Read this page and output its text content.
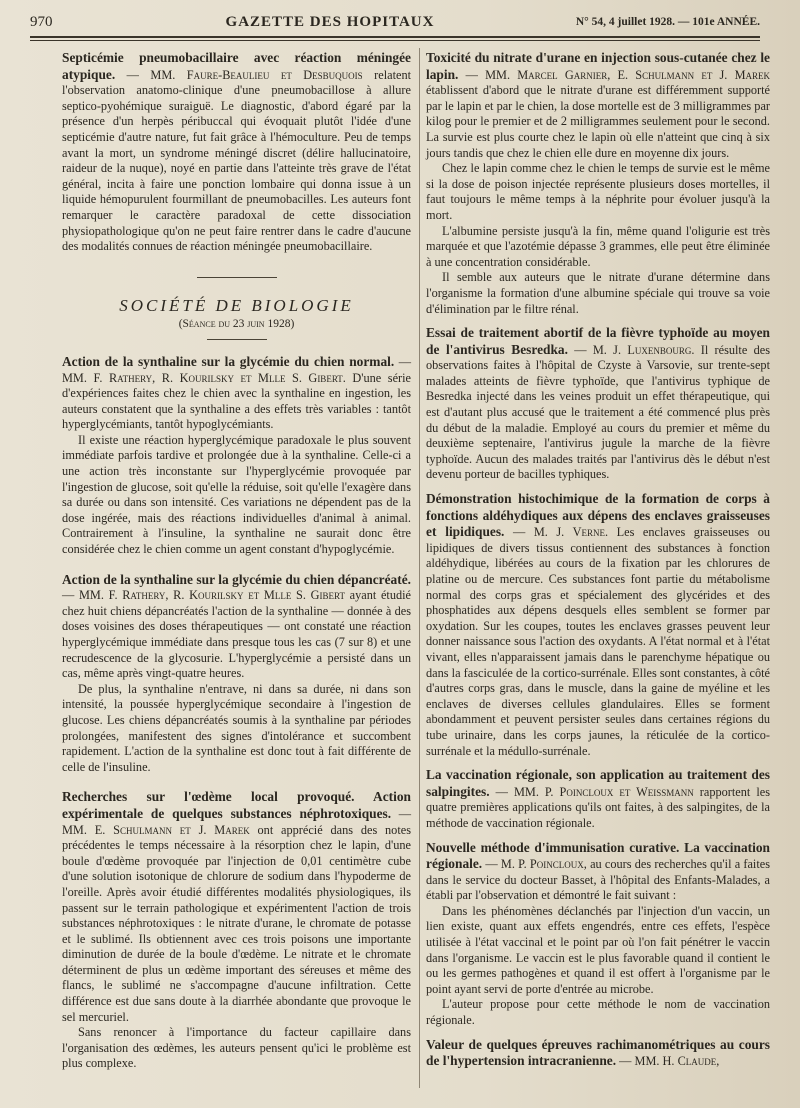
970	GAZETTE DES HOPITAUX	N° 54, 4 juillet 1928. — 101e ANNÉE.

Septicémie pneumobacillaire avec réaction méningée atypique. — MM. Faure-Beaulieu et Desbuquois relatent l'observation anatomo-clinique d'une pneumobacillose à allure septico-pyohémique suraiguë. Le diagnostic, d'abord égaré par la présence d'un herpès péribuccal qui évoquait plutôt l'idée d'une septicémie d'autre nature, fut fait grâce à l'hémoculture. Peu de temps avant la mort, un syndrome méningé discret (délire hallucinatoire, raideur de la nuque), noyé en partie dans l'atteinte très grave de l'état général, incita à faire une ponction lombaire qui donna issue à un liquide hémopurulent fourmillant de pneumobacilles. Les auteurs font remarquer le caractère paradoxal de cette dissociation physiopathologique qu'on ne peut faire rentrer dans le cadre d'aucune des modalités connues de réaction méningée pneumobacillaire.

SOCIÉTÉ DE BIOLOGIE
(Séance du 23 juin 1928)

Action de la synthaline sur la glycémie du chien normal. — MM. F. Rathery, R. Kourilsky et Mlle S. Gibert. D'une série d'expériences faites chez le chien avec la synthaline en ingestion, les auteurs constatent que la synthaline a des effets très variables : tantôt hyperglycémiants, tantôt hypoglycémiants.

Il existe une réaction hyperglycémique paradoxale le plus souvent immédiate parfois tardive et prolongée due à la synthaline. Celle-ci a une action très inconstante sur l'hyperglycémie provoquée par l'ingestion de glucose, soit qu'elle la réduise, soit qu'elle l'exagère dans sa durée ou dans son intensité. Ces variations ne dépendent pas de la dose ingérée, mais des réactions individuelles d'animal à animal. Contrairement à l'insuline, la synthaline ne saurait donc être considérée chez le chien comme un agent constant d'hypoglycémie.

Action de la synthaline sur la glycémie du chien dépancréaté. — MM. F. Rathery, R. Kourilsky et Mlle S. Gibert ayant étudié chez huit chiens dépancréatés l'action de la synthaline — donnée à des doses voisines des doses thérapeutiques — ont constaté une réaction hyperglycémique immédiate dans presque tous les cas (7 sur 8) et une recrudescence de la glycosurie. L'hyperglycémie a persisté dans un cas, même après vingt-quatre heures.

De plus, la synthaline n'entrave, ni dans sa durée, ni dans son intensité, la poussée hyperglycémique secondaire à l'ingestion de glucose. Les chiens dépancréatés soumis à la synthaline par périodes prolongées, manifestent des signes d'intolérance et succombent rapidement. L'action de la synthaline est donc tout à fait différente de celle de l'insuline.

Recherches sur l'œdème local provoqué. Action expérimentale de quelques substances néphrotoxiques. — MM. E. Schulmann et J. Marek ont apprécié dans des notes précédentes le temps nécessaire à la résorption chez le lapin, d'une boule d'œdème provoquée par l'injection de 0,01 centimètre cube d'une solution isotonique de chlorure de sodium dans l'hypoderme de l'oreille. Après avoir étudié différentes modalités physiologiques, ils passent sur le terrain pathologique et expérimentent l'action de trois substances néphrotoxiques : le nitrate d'urane, le chromate de potasse et le sublimé. Ils obtiennent avec ces trois poisons une importante diminution de durée de la boule d'œdème. Le nitrate et le chromate déterminent de plus un œdème important des séreuses et même des flancs, le sublimé ne s'accompagne d'aucune infiltration. Cette différence est due sans doute à la diarrhée abondante que provoque le sel mercuriel.

Sans renoncer à l'importance du facteur capillaire dans l'organisation des œdèmes, les auteurs pensent qu'ici le problème est plus complexe.

Toxicité du nitrate d'urane en injection sous-cutanée chez le lapin. — MM. Marcel Garnier, E. Schulmann et J. Marek établissent d'abord que le nitrate d'urane est différemment supporté par le lapin et par le chien, la dose mortelle est de 3 milligrammes par kilog pour le premier et de 2 milligrammes seulement pour le second. La survie est plus courte chez le lapin où elle n'atteint que cinq à six jours tandis que chez le chien elle dure en moyenne dix jours.

Chez le lapin comme chez le chien le temps de survie est le même si la dose de poison injectée représente plusieurs doses mortelles, il faut toujours le même temps à la néphrite pour évoluer jusqu'à la mort.

L'albumine persiste jusqu'à la fin, même quand l'oligurie est très marquée et que l'azotémie dépasse 3 grammes, elle peut être éliminée à une concentration considérable.

Il semble aux auteurs que le nitrate d'urane détermine dans l'organisme la formation d'une albumine spéciale qui trouve sa voie d'élimination par le filtre rénal.

Essai de traitement abortif de la fièvre typhoïde au moyen de l'antivirus Besredka. — M. J. Luxenbourg. Il résulte des observations faites à l'hôpital de Czyste à Varsovie, sur trente-sept malades atteints de fièvre typhoïde, que l'antivirus typhique de Besredka injecté dans les veines produit un effet thérapeutique, qui est d'autant plus accusé que le traitement a été commencé plus près du début de la maladie. Employé au cours du premier et même du deuxième septenaire, l'antivirus jugule la marche de la fièvre typhoïde. Aucun des malades traités par l'antivirus dès le début n'est devenu porteur de bacilles typhiques.

Démonstration histochimique de la formation de corps à fonctions aldéhydiques aux dépens des enclaves graisseuses et lipidiques. — M. J. Verne. Les enclaves graisseuses ou lipidiques de divers tissus contiennent des substances à fonction aldéhydique, libérées au cours de la fixation par les chlorures de platine ou de mercure. Ces substances font partie du métabolisme normal des corps gras et spécialement des glycérides et des phosphatides aux dépens desquels elles semblent se former par oxydation. Sur les coupes, toutes les enclaves grasses peuvent leur donner naissance sous l'action des oxydants. A l'état normal et à l'état vivant, elles n'apparaissent jamais dans le parenchyme hépatique ou dans la fasciculée de la cortico-surrénale. Elles sont constantes, à côté d'autres corps gras, dans le muscle, dans la gaine de myéline et les enclaves de diverses cellules glandulaires. Elles se forment abondamment et peuvent persister seules dans certaines régions du tube urinaire, dans les corps jaunes, la réticulée de la cortico-surrénale et la médullo-surrénale.

La vaccination régionale, son application au traitement des salpingites. — MM. P. Poincloux et Weissmann rapportent les quatre premières applications qu'ils ont faites, à des salpingites, de la méthode de vaccination régionale.

Nouvelle méthode d'immunisation curative. La vaccination régionale. — M. P. Poincloux, au cours des recherches qu'il a faites dans le service du docteur Basset, à l'hôpital des Enfants-Malades, a établi par l'observation et démontré le fait suivant :

Dans les phénomènes déclanchés par l'injection d'un vaccin, un lien existe, quant aux effets engendrés, entre ces effets, l'espèce utilisée à l'état vaccinal et le point par où l'on fait pénétrer le vaccin dans l'organisme. Le vaccin est le plus favorable quand il contient le ou les germes pathogènes et quand il est offert à l'organisme par le point ayant servi de porte d'entrée au microbe.

L'auteur propose pour cette méthode le nom de vaccination régionale.

Valeur de quelques épreuves rachimanométriques au cours de l'hypertension intracranienne. — MM. H. Claude,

AIM OF THE TASK. Output the full listing verbatim, but drop the images.

RESPONSE TO THE TASK.
Read this page and output its text content.
970	GAZETTE DES HOPITAUX	N° 54, 4 juillet 1928. — 101e ANNÉE.

Septicémie pneumobacillaire avec réaction méningée atypique. — MM. Faure-Beaulieu et Desbuquois relatent l'observation anatomo-clinique d'une pneumobacillose à allure septico-pyohémique suraiguë. Le diagnostic, d'abord égaré par la présence d'un herpès péribuccal qui évoquait plutôt l'idée d'une septicémie d'autre nature, fut fait grâce à l'hémoculture. Peu de temps avant la mort, un syndrome méningé discret (délire hallucinatoire, raideur de la nuque), noyé en partie dans l'atteinte très grave de l'état général, incita à faire une ponction lombaire qui donna issue à un liquide hémopurulent fourmillant de pneumobacilles. Les auteurs font remarquer le caractère paradoxal de cette dissociation physiopathologique qu'on ne peut faire rentrer dans le cadre d'aucune des modalités connues de réaction méningée pneumobacillaire.

SOCIÉTÉ DE BIOLOGIE
(Séance du 23 juin 1928)

Action de la synthaline sur la glycémie du chien normal. — MM. F. Rathery, R. Kourilsky et Mlle S. Gibert. D'une série d'expériences faites chez le chien avec la synthaline en ingestion, les auteurs constatent que la synthaline a des effets très variables : tantôt hyperglycémiants, tantôt hypoglycémiants.

Il existe une réaction hyperglycémique paradoxale le plus souvent immédiate parfois tardive et prolongée due à la synthaline. Celle-ci a une action très inconstante sur l'hyperglycémie provoquée par l'ingestion de glucose, soit qu'elle la réduise, soit qu'elle l'exagère dans sa durée ou dans son intensité. Ces variations ne dépendent pas de la dose ingérée, mais des réactions individuelles d'animal à animal. Contrairement à l'insuline, la synthaline ne saurait donc être considérée chez le chien comme un agent constant d'hypoglycémie.

Action de la synthaline sur la glycémie du chien dépancréaté. — MM. F. Rathery, R. Kourilsky et Mlle S. Gibert ayant étudié chez huit chiens dépancréatés l'action de la synthaline — donnée à des doses voisines des doses thérapeutiques — ont constaté une réaction hyperglycémique immédiate dans presque tous les cas (7 sur 8) et une recrudescence de la glycosurie. L'hyperglycémie a persisté dans un cas, même après vingt-quatre heures.

De plus, la synthaline n'entrave, ni dans sa durée, ni dans son intensité, la poussée hyperglycémique secondaire à l'ingestion de glucose. Les chiens dépancréatés soumis à la synthaline par périodes prolongées, manifestent des signes d'intolérance et succombent rapidement. L'action de la synthaline est donc tout à fait différente de celle de l'insuline.

Recherches sur l'œdème local provoqué. Action expérimentale de quelques substances néphrotoxiques. — MM. E. Schulmann et J. Marek ont apprécié dans des notes précédentes le temps nécessaire à la résorption chez le lapin, d'une boule d'œdème provoquée par l'injection de 0,01 centimètre cube d'une solution isotonique de chlorure de sodium dans l'hypoderme de l'oreille. Après avoir étudié différentes modalités physiologiques, ils passent sur le terrain pathologique et expérimentent l'action de trois substances néphrotoxiques : le nitrate d'urane, le chromate de potasse et le sublimé. Ils obtiennent avec ces trois poisons une importante diminution de durée de la boule d'œdème. Le nitrate et le chromate déterminent de plus un œdème important des séreuses et même des flancs, le sublimé ne s'accompagne d'aucune infiltration. Cette différence est due sans doute à la diarrhée abondante que provoque le sel mercuriel.

Sans renoncer à l'importance du facteur capillaire dans l'organisation des œdèmes, les auteurs pensent qu'ici le problème est plus complexe.

Toxicité du nitrate d'urane en injection sous-cutanée chez le lapin. — MM. Marcel Garnier, E. Schulmann et J. Marek établissent d'abord que le nitrate d'urane est différemment supporté par le lapin et par le chien, la dose mortelle est de 3 milligrammes par kilog pour le premier et de 2 milligrammes seulement pour le second. La survie est plus courte chez le lapin où elle n'atteint que cinq à six jours tandis que chez le chien elle dure en moyenne dix jours.

Chez le lapin comme chez le chien le temps de survie est le même si la dose de poison injectée représente plusieurs doses mortelles, il faut toujours le même temps à la néphrite pour évoluer jusqu'à la mort.

L'albumine persiste jusqu'à la fin, même quand l'oligurie est très marquée et que l'azotémie dépasse 3 grammes, elle peut être éliminée à une concentration considérable.

Il semble aux auteurs que le nitrate d'urane détermine dans l'organisme la formation d'une albumine spéciale qui trouve sa voie d'élimination par le filtre rénal.

Essai de traitement abortif de la fièvre typhoïde au moyen de l'antivirus Besredka. — M. J. Luxenbourg. Il résulte des observations faites à l'hôpital de Czyste à Varsovie, sur trente-sept malades atteints de fièvre typhoïde, que l'antivirus typhique de Besredka injecté dans les veines produit un effet thérapeutique, qui est d'autant plus accusé que le traitement a été commencé plus près du début de la maladie. Employé au cours du premier et même du deuxième septenaire, l'antivirus jugule la marche de la fièvre typhoïde. Aucun des malades traités par l'antivirus dès le début n'est devenu porteur de bacilles typhiques.

Démonstration histochimique de la formation de corps à fonctions aldéhydiques aux dépens des enclaves graisseuses et lipidiques. — M. J. Verne. Les enclaves graisseuses ou lipidiques de divers tissus contiennent des substances à fonction aldéhydique, libérées au cours de la fixation par les chlorures de platine ou de mercure. Ces substances font partie du métabolisme normal des corps gras et spécialement des glycérides et des phosphatides aux dépens desquels elles semblent se former par oxydation. Sur les coupes, toutes les enclaves grasses peuvent leur donner naissance sous l'action des oxydants. A l'état normal et à l'état vivant, elles n'apparaissent jamais dans le parenchyme hépatique ou dans la fasciculée de la cortico-surrénale. Elles sont constantes, à côté d'autres corps gras, dans le muscle, dans la gaine de myéline et les enclaves de diverses cellules glandulaires. Elles se forment abondamment et peuvent persister seules dans certaines régions du tube urinaire, dans les corps jaunes, la réticulée de la cortico-surrénale et la médullo-surrénale.

La vaccination régionale, son application au traitement des salpingites. — MM. P. Poincloux et Weissmann rapportent les quatre premières applications qu'ils ont faites, à des salpingites, de la méthode de vaccination régionale.

Nouvelle méthode d'immunisation curative. La vaccination régionale. — M. P. Poincloux, au cours des recherches qu'il a faites dans le service du docteur Basset, à l'hôpital des Enfants-Malades, a établi par l'observation et démontré le fait suivant :

Dans les phénomènes déclanchés par l'injection d'un vaccin, un lien existe, quant aux effets engendrés, entre ces effets, l'espèce utilisée à l'état vaccinal et le point par où l'on fait pénétrer le vaccin dans l'organisme. Le vaccin est le plus favorable quand il contient le ou les germes pathogènes et quand il est offert à l'organisme par le point ayant servi de porte d'entrée au microbe.

L'auteur propose pour cette méthode le nom de vaccination régionale.

Valeur de quelques épreuves rachimanométriques au cours de l'hypertension intracranienne. — MM. H. Claude,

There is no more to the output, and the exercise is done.